Data records
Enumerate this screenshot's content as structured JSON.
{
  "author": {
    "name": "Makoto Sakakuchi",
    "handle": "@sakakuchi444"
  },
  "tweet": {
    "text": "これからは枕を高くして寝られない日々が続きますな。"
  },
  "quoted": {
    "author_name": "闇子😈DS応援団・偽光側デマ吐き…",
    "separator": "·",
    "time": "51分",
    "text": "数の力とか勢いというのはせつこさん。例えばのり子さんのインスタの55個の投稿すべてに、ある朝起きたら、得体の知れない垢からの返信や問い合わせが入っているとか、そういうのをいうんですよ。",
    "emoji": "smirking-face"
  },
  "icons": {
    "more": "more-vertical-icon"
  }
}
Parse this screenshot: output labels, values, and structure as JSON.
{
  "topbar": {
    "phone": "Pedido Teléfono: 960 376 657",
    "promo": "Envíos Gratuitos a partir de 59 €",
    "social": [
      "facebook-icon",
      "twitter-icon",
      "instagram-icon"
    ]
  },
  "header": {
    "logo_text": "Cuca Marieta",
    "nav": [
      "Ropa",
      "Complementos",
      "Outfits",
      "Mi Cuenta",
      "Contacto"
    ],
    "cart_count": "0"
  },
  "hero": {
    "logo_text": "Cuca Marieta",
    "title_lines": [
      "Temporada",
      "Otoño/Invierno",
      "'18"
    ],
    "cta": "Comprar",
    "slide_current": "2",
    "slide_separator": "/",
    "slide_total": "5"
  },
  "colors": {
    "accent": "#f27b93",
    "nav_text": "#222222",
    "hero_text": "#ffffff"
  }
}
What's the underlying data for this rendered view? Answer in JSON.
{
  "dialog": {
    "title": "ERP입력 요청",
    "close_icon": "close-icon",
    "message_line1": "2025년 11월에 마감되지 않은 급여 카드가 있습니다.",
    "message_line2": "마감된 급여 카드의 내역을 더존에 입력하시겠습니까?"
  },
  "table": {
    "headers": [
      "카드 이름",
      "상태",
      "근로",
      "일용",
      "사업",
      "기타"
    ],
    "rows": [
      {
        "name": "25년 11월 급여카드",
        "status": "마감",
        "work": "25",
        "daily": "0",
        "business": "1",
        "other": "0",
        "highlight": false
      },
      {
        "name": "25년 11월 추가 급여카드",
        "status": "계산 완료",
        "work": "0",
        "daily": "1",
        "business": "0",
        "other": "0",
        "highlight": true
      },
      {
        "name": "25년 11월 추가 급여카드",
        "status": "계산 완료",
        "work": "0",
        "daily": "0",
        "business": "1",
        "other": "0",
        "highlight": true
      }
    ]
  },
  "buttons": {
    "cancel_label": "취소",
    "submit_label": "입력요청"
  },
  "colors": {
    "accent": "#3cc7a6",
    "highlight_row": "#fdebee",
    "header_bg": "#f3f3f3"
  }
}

Task prompt
Retype the data exactly as given.

Answer below
Enumerate this screenshot's content as structured JSON.
{
  "author": {
    "name": "Makoto Sakakuchi",
    "handle": "@sakakuchi444"
  },
  "tweet": {
    "text": "これからは枕を高くして寝られない日々が続きますな。"
  },
  "quoted": {
    "author_name": "闇子😈DS応援団・偽光側デマ吐き…",
    "separator": "·",
    "time": "51分",
    "text": "数の力とか勢いというのはせつこさん。例えばのり子さんのインスタの55個の投稿すべてに、ある朝起きたら、得体の知れない垢からの返信や問い合わせが入っているとか、そういうのをいうんですよ。",
    "emoji": "smirking-face"
  },
  "icons": {
    "more": "more-vertical-icon"
  }
}
Parse this screenshot: output labels, values, and structure as JSON.
{
  "topbar": {
    "phone": "Pedido Teléfono: 960 376 657",
    "promo": "Envíos Gratuitos a partir de 59 €",
    "social": [
      "facebook-icon",
      "twitter-icon",
      "instagram-icon"
    ]
  },
  "header": {
    "logo_text": "Cuca Marieta",
    "nav": [
      "Ropa",
      "Complementos",
      "Outfits",
      "Mi Cuenta",
      "Contacto"
    ],
    "cart_count": "0"
  },
  "hero": {
    "logo_text": "Cuca Marieta",
    "title_lines": [
      "Temporada",
      "Otoño/Invierno",
      "'18"
    ],
    "cta": "Comprar",
    "slide_current": "2",
    "slide_separator": "/",
    "slide_total": "5"
  },
  "colors": {
    "accent": "#f27b93",
    "nav_text": "#222222",
    "hero_text": "#ffffff"
  }
}
What's the underlying data for this rendered view? Answer in JSON.
{
  "dialog": {
    "title": "ERP입력 요청",
    "close_icon": "close-icon",
    "message_line1": "2025년 11월에 마감되지 않은 급여 카드가 있습니다.",
    "message_line2": "마감된 급여 카드의 내역을 더존에 입력하시겠습니까?"
  },
  "table": {
    "headers": [
      "카드 이름",
      "상태",
      "근로",
      "일용",
      "사업",
      "기타"
    ],
    "rows": [
      {
        "name": "25년 11월 급여카드",
        "status": "마감",
        "work": "25",
        "daily": "0",
        "business": "1",
        "other": "0",
        "highlight": false
      },
      {
        "name": "25년 11월 추가 급여카드",
        "status": "계산 완료",
        "work": "0",
        "daily": "1",
        "business": "0",
        "other": "0",
        "highlight": true
      },
      {
        "name": "25년 11월 추가 급여카드",
        "status": "계산 완료",
        "work": "0",
        "daily": "0",
        "business": "1",
        "other": "0",
        "highlight": true
      }
    ]
  },
  "buttons": {
    "cancel_label": "취소",
    "submit_label": "입력요청"
  },
  "colors": {
    "accent": "#3cc7a6",
    "highlight_row": "#fdebee",
    "header_bg": "#f3f3f3"
  }
}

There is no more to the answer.